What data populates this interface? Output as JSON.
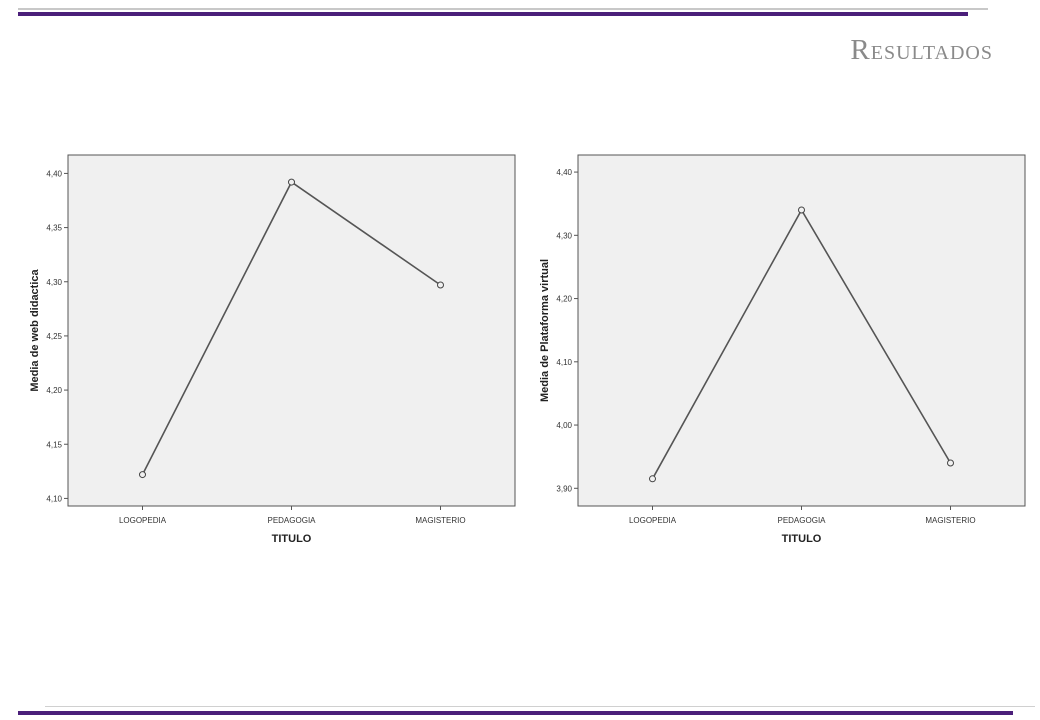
{
  "header": {
    "title": "Resultados"
  },
  "chart_data": [
    {
      "type": "line",
      "categories": [
        "LOGOPEDIA",
        "PEDAGOGIA",
        "MAGISTERIO"
      ],
      "values": [
        4.122,
        4.392,
        4.297
      ],
      "xlabel": "TITULO",
      "ylabel": "Media de web didactica",
      "ylim": [
        4.093,
        4.417
      ],
      "yticks": [
        4.1,
        4.15,
        4.2,
        4.25,
        4.3,
        4.35,
        4.4
      ],
      "ytick_labels": [
        "4,10",
        "4,15",
        "4,20",
        "4,25",
        "4,30",
        "4,35",
        "4,40"
      ],
      "grid": false,
      "colors": {
        "line": "#555555",
        "background": "#f0f0f0"
      }
    },
    {
      "type": "line",
      "categories": [
        "LOGOPEDIA",
        "PEDAGOGIA",
        "MAGISTERIO"
      ],
      "values": [
        3.915,
        4.34,
        3.94
      ],
      "xlabel": "TITULO",
      "ylabel": "Media de Plataforma virtual",
      "ylim": [
        3.872,
        4.427
      ],
      "yticks": [
        3.9,
        4.0,
        4.1,
        4.2,
        4.3,
        4.4
      ],
      "ytick_labels": [
        "3,90",
        "4,00",
        "4,10",
        "4,20",
        "4,30",
        "4,40"
      ],
      "grid": false,
      "colors": {
        "line": "#555555",
        "background": "#f0f0f0"
      }
    }
  ]
}
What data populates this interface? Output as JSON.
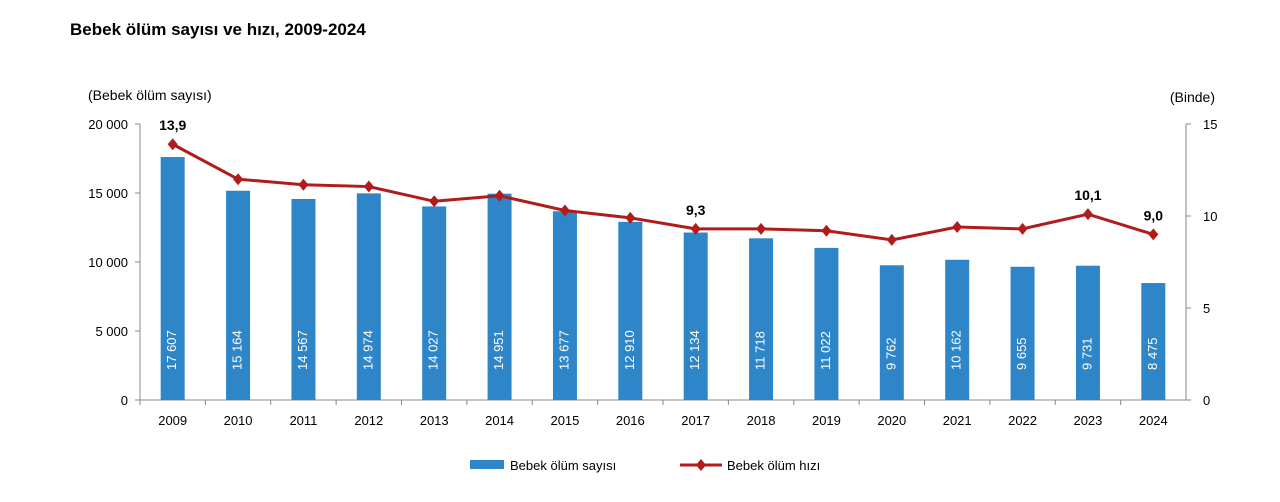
{
  "chart_data": {
    "type": "bar+line",
    "title": "Bebek ölüm sayısı ve hızı, 2009-2024",
    "ylabel_left": "(Bebek ölüm sayısı)",
    "ylabel_right": "(Binde)",
    "categories": [
      "2009",
      "2010",
      "2011",
      "2012",
      "2013",
      "2014",
      "2015",
      "2016",
      "2017",
      "2018",
      "2019",
      "2020",
      "2021",
      "2022",
      "2023",
      "2024"
    ],
    "left_ticks": [
      "0",
      "5 000",
      "10 000",
      "15 000",
      "20 000"
    ],
    "right_ticks": [
      "0",
      "5",
      "10",
      "15"
    ],
    "ylim_left": [
      0,
      20000
    ],
    "ylim_right": [
      0,
      15
    ],
    "series": [
      {
        "name": "Bebek ölüm sayısı",
        "type": "bar",
        "axis": "left",
        "color": "#2e86c9",
        "values": [
          17607,
          15164,
          14567,
          14974,
          14027,
          14951,
          13677,
          12910,
          12134,
          11718,
          11022,
          9762,
          10162,
          9655,
          9731,
          8475
        ],
        "labels": [
          "17 607",
          "15 164",
          "14 567",
          "14 974",
          "14 027",
          "14 951",
          "13 677",
          "12 910",
          "12 134",
          "11 718",
          "11 022",
          "9 762",
          "10 162",
          "9 655",
          "9 731",
          "8 475"
        ]
      },
      {
        "name": "Bebek ölüm hızı",
        "type": "line",
        "axis": "right",
        "color": "#b01c1c",
        "values": [
          13.9,
          12.0,
          11.7,
          11.6,
          10.8,
          11.1,
          10.3,
          9.9,
          9.3,
          9.3,
          9.2,
          8.7,
          9.4,
          9.3,
          10.1,
          9.0
        ],
        "point_labels": {
          "0": "13,9",
          "8": "9,3",
          "14": "10,1",
          "15": "9,0"
        }
      }
    ],
    "legend": "bottom"
  }
}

******************************

- [WHAT YOU ARE ASKED TO DO]: Extract every line from the records above that contains the word "ölüm".

- [ANSWER TO THE PROBLEM]:
    "title": "Bebek ölüm sayısı ve hızı, 2009-2024",
    "ylabel_left": "(Bebek ölüm sayısı)",
        "name": "Bebek ölüm sayısı",
        "name": "Bebek ölüm hızı",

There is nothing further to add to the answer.